**Prompt A:**
According to the course syllabus, about how long does the oral colloquium of the final exam last?
**Prompt B:**
Decide whether each statement agrees with the course syllabus, answering yes or no and quoting the deciding words: (i) Activities start on 25/02/2019. (ii) Students need specific background knowledge before taking the course. (iii) The final exam is a written test.
**Prompt C:**
Write the next part of the course syllabus, picking up right after its last sentence.
::: Source document :::
Course unit organization
Period Second semester
Year 1st Year
Teaching method frontal

Type of hours Credits Teaching
hours
Hours of
Individual study
Shifts
Lecture 6.0 45 105.0 No turn

Calendar
Start of activities 25/02/2019
End of activities 14/06/2019
Show course schedule 2019/20 Reg.2018 course timetable

Examination board
Examination board not defined

Syllabus
Prerequisites: No specific background knowledge is required.
Target skills and knowledge: By passing the exam students
(1) acquire knowledge on the features of legal language and legal norms and different legal orders, such as domestic, international, Communitarian order, and transnational law; on the process of application of law, namely with reference to interpretation and interpretive methods;
(2) become able to understand the foundations of the relationship between legal normativity, on the one hand, and authority, political order, and society, on the other hand.
Examination methods: Final exam consists in an oral colloquium that lasts about 20 minutes and develops through four questions covering the content of the syllabus. The first question deals with a broad topic covered by the first block of syllabus and requires students answer by linking together several issues within an integrated frame and through a theoretical path. The second question is a narrower one and asks for a definition of a term or a notion covered by the first block of syllabus. The third question deals with the role of interpretation and argumentation in law, the theories of interpretation and argumentation; the fourth question deals with the interpretive methods.
::: Data provided :::
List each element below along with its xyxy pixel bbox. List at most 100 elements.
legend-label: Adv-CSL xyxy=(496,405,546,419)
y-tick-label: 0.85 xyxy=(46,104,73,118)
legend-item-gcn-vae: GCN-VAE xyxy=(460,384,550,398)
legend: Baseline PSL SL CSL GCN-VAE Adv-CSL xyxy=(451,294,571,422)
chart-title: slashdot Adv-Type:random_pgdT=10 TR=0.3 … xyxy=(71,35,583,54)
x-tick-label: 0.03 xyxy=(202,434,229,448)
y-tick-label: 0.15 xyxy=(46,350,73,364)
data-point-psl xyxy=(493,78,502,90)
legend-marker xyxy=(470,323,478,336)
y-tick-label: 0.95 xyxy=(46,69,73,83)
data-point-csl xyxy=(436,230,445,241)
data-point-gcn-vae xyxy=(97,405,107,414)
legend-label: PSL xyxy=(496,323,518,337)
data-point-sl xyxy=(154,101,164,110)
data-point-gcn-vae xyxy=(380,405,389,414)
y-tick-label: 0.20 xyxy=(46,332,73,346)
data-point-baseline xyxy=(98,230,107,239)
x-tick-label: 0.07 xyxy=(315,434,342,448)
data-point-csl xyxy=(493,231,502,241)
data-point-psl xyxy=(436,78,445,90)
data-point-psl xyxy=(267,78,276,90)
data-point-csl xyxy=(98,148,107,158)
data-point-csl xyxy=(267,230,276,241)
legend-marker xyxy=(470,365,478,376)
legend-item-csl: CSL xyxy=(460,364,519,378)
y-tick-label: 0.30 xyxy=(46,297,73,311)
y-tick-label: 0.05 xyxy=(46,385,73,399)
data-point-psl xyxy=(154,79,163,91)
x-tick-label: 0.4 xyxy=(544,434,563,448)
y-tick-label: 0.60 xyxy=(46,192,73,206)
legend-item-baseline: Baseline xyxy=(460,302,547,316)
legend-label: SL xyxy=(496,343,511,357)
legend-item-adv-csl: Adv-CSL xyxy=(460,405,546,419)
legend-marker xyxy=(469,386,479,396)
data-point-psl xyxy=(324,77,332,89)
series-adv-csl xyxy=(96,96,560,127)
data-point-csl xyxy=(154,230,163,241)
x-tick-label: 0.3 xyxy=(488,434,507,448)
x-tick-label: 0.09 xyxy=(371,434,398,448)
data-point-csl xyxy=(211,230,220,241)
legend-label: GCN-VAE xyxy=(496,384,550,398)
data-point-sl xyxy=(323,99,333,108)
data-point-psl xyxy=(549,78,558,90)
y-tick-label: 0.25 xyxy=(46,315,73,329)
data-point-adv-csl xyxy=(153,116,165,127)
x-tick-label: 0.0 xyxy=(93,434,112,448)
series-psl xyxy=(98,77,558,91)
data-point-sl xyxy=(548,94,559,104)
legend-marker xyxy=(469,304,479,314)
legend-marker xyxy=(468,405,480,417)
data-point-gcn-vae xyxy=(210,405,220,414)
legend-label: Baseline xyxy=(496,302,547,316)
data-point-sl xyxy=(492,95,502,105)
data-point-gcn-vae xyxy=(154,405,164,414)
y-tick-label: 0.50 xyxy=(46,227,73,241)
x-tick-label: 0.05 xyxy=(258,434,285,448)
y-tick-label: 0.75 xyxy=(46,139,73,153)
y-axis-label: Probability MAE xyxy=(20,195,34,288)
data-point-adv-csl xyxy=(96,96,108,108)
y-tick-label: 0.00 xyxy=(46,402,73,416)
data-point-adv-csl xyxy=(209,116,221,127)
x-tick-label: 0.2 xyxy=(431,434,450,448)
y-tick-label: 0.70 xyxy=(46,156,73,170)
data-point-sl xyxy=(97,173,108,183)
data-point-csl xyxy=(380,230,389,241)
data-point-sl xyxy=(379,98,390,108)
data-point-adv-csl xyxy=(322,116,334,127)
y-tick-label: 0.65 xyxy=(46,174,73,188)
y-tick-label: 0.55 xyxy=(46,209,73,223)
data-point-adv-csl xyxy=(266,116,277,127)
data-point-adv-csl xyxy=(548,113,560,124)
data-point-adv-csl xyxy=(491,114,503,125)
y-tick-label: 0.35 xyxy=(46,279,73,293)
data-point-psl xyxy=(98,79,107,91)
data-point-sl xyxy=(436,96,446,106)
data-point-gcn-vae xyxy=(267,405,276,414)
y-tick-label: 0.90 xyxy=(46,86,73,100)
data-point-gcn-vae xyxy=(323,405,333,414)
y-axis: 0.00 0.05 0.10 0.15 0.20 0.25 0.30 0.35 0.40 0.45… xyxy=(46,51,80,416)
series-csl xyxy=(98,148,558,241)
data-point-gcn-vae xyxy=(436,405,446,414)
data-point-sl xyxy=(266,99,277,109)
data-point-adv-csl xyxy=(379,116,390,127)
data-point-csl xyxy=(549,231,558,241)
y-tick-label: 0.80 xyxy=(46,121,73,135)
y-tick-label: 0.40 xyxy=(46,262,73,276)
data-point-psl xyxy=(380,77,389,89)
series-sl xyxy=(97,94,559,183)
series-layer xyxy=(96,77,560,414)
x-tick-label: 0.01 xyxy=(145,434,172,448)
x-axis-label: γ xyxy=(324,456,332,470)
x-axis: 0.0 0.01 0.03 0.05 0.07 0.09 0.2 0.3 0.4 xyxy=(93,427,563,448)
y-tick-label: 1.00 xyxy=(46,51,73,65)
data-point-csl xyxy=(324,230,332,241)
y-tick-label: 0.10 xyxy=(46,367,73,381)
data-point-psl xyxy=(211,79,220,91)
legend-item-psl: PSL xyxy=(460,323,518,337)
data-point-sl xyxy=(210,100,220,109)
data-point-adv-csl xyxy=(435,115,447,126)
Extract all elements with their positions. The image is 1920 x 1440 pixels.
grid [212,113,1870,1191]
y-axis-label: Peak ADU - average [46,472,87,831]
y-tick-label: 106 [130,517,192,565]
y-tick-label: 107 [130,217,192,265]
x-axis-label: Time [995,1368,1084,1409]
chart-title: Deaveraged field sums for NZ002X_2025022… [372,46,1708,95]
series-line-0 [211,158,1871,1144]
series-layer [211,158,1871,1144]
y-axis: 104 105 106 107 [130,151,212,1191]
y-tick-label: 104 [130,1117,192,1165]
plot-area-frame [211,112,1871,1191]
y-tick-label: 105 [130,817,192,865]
:::
**Written response A:**
About 20 minutes.

**Written response B:**
(i) Yes: "Start of activities 25/02/2019"
(ii) No: "No specific background knowledge is required."
(iii) No: "Final exam consists in an oral colloquium"

**Written response C:**
In anwering all the questions students has to show they have the following knowledge and skills: (a) knowledge and understanding of the features of legal norms and of the several kinds of them; of the structure of the different kind of legal order; of the most recent transformations processes involving legal order and their relations; of the main theories of interpretation and argumentation; of the role of method in law-application; (b) to be able to acknowledge the methods of legal interpretation and appreciate the differences among them; (c) to be able to properly use the legal lexicon at to the aspects and topics covered by the syllabus.
Students have six dates at their disposal to take this exam.
Assessment criteria: The colloquium score is from 18 to 30.
Through the colloquium students has to show (b) knowledge on the structure and features of legal norms and legal orders; on the function and theories of interpretation and argumentation in law; (b) to be able to define notions and phenomena; to be able to distinguish the main interpretive methods and the main theories of interpretation; (c) to be able to properly use the legal lexicon, also with reference to some linked theoretical issues.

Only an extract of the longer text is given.